● GOAL OF THE EXERCISE: Determine the number of lines holding the word "opportunity"; answer with that number only.

>> begin

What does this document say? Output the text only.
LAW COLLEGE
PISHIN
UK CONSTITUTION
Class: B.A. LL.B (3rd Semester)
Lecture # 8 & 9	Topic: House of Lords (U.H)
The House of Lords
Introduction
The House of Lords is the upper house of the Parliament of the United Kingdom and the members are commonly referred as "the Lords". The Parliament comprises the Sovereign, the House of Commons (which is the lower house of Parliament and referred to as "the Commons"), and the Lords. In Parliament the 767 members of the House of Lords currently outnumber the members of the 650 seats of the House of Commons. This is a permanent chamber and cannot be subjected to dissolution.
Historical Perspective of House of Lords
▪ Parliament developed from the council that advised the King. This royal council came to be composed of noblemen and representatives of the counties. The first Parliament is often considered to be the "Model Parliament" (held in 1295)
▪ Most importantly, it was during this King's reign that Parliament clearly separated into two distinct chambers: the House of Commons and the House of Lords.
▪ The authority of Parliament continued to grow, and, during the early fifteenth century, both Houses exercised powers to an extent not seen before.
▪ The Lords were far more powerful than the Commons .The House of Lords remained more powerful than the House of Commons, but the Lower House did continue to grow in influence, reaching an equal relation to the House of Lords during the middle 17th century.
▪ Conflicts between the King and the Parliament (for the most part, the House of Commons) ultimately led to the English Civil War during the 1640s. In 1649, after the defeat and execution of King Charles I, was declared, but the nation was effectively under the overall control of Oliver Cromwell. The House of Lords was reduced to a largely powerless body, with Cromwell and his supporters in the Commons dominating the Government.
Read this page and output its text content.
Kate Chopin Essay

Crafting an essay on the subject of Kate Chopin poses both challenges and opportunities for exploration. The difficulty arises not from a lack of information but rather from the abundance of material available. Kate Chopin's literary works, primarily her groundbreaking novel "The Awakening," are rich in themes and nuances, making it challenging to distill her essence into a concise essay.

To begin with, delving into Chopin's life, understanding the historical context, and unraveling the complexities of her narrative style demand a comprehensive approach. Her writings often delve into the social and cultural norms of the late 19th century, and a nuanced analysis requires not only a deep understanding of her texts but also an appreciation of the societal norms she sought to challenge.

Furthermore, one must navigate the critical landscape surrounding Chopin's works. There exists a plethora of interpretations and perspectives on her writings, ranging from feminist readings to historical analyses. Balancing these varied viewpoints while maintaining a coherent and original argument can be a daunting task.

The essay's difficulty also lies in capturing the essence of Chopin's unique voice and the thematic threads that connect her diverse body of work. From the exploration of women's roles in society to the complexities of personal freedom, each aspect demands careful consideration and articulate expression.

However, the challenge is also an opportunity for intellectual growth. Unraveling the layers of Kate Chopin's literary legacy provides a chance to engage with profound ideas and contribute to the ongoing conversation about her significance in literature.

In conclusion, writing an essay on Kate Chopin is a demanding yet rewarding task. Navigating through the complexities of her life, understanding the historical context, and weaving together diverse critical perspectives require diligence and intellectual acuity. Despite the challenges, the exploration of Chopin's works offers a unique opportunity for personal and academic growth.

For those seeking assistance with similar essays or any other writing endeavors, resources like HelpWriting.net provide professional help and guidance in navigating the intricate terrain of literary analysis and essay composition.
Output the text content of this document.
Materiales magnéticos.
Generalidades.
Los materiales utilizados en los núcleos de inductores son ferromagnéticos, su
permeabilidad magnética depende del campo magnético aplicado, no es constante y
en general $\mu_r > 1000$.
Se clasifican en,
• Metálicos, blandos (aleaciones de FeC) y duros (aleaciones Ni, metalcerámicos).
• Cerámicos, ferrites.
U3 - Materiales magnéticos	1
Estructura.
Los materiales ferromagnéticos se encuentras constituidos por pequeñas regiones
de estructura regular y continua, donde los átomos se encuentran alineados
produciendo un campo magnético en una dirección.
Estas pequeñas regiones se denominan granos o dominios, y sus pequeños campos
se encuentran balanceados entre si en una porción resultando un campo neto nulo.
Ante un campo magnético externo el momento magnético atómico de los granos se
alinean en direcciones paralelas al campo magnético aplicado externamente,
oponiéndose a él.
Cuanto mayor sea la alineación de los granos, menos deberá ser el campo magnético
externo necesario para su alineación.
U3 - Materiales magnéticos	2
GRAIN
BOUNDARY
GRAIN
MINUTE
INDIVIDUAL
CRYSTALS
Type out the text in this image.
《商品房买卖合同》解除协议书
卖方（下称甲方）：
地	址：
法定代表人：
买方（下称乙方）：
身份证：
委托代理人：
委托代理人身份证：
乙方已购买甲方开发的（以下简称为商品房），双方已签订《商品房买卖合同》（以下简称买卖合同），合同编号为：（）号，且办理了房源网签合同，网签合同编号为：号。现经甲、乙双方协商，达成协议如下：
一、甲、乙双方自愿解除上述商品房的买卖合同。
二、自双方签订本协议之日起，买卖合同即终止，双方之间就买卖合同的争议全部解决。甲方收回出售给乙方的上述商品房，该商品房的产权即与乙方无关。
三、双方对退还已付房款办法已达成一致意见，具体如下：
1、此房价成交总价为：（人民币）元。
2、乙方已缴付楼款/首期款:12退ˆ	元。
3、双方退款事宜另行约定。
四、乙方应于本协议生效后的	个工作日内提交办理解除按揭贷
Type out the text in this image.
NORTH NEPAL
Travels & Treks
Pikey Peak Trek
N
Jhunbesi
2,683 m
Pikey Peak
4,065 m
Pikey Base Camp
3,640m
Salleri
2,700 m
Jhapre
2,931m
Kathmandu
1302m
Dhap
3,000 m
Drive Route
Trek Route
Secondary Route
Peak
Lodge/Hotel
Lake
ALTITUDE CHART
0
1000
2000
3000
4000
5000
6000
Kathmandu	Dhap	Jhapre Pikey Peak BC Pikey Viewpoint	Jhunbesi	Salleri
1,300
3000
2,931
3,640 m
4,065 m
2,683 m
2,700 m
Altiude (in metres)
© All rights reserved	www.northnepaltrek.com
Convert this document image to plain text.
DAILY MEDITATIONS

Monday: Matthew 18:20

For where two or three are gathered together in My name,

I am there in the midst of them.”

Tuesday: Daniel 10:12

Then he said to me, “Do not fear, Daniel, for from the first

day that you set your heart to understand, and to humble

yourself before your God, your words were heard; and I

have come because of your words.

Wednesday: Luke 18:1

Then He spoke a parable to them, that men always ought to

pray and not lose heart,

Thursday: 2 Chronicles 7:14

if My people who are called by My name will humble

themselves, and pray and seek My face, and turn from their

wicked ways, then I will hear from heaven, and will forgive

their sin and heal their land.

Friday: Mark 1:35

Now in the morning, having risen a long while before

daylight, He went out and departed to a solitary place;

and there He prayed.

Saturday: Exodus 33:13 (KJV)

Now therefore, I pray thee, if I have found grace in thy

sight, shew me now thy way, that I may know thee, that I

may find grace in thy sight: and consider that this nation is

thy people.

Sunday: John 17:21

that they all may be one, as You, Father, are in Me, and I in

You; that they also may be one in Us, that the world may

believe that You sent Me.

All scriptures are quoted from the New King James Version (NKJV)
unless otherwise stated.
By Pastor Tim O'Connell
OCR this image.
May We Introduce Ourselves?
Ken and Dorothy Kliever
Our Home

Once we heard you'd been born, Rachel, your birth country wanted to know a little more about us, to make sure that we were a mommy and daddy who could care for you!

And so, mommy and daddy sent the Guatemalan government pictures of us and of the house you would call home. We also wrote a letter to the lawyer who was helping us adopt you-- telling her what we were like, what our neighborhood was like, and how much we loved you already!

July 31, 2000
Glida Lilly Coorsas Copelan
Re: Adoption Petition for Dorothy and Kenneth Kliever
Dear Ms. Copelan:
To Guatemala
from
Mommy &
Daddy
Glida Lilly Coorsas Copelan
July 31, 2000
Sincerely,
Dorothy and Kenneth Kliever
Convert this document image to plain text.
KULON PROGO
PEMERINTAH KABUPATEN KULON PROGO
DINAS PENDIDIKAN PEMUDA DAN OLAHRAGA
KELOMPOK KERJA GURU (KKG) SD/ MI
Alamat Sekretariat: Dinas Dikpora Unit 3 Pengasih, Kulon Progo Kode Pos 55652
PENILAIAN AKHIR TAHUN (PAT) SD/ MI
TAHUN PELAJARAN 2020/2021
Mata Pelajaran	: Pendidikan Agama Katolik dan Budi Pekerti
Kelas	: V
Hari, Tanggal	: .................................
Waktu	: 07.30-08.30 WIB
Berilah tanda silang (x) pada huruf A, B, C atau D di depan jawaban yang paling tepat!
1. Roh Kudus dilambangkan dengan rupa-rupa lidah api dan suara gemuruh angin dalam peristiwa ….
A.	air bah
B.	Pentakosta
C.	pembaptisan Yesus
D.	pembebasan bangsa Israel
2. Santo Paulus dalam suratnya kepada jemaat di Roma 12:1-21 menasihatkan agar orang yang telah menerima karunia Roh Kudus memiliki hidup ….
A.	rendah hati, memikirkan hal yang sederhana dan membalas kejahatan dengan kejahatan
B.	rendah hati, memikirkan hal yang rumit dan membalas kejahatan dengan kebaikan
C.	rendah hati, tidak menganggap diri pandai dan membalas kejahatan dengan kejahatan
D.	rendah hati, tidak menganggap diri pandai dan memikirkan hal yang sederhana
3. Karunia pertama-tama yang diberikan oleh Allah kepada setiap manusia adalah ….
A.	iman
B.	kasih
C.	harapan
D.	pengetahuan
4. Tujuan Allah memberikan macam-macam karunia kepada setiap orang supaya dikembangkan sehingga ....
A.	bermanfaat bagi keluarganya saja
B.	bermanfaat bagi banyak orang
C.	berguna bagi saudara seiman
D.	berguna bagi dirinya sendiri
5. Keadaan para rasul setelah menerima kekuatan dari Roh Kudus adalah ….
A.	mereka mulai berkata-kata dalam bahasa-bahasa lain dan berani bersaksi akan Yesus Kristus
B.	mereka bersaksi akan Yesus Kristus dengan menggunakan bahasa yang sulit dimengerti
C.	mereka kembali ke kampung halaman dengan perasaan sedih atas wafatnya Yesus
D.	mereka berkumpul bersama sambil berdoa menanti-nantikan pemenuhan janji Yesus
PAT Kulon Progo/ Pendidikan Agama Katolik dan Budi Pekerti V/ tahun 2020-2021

>> end

● WRITTEN RESPONSE: 2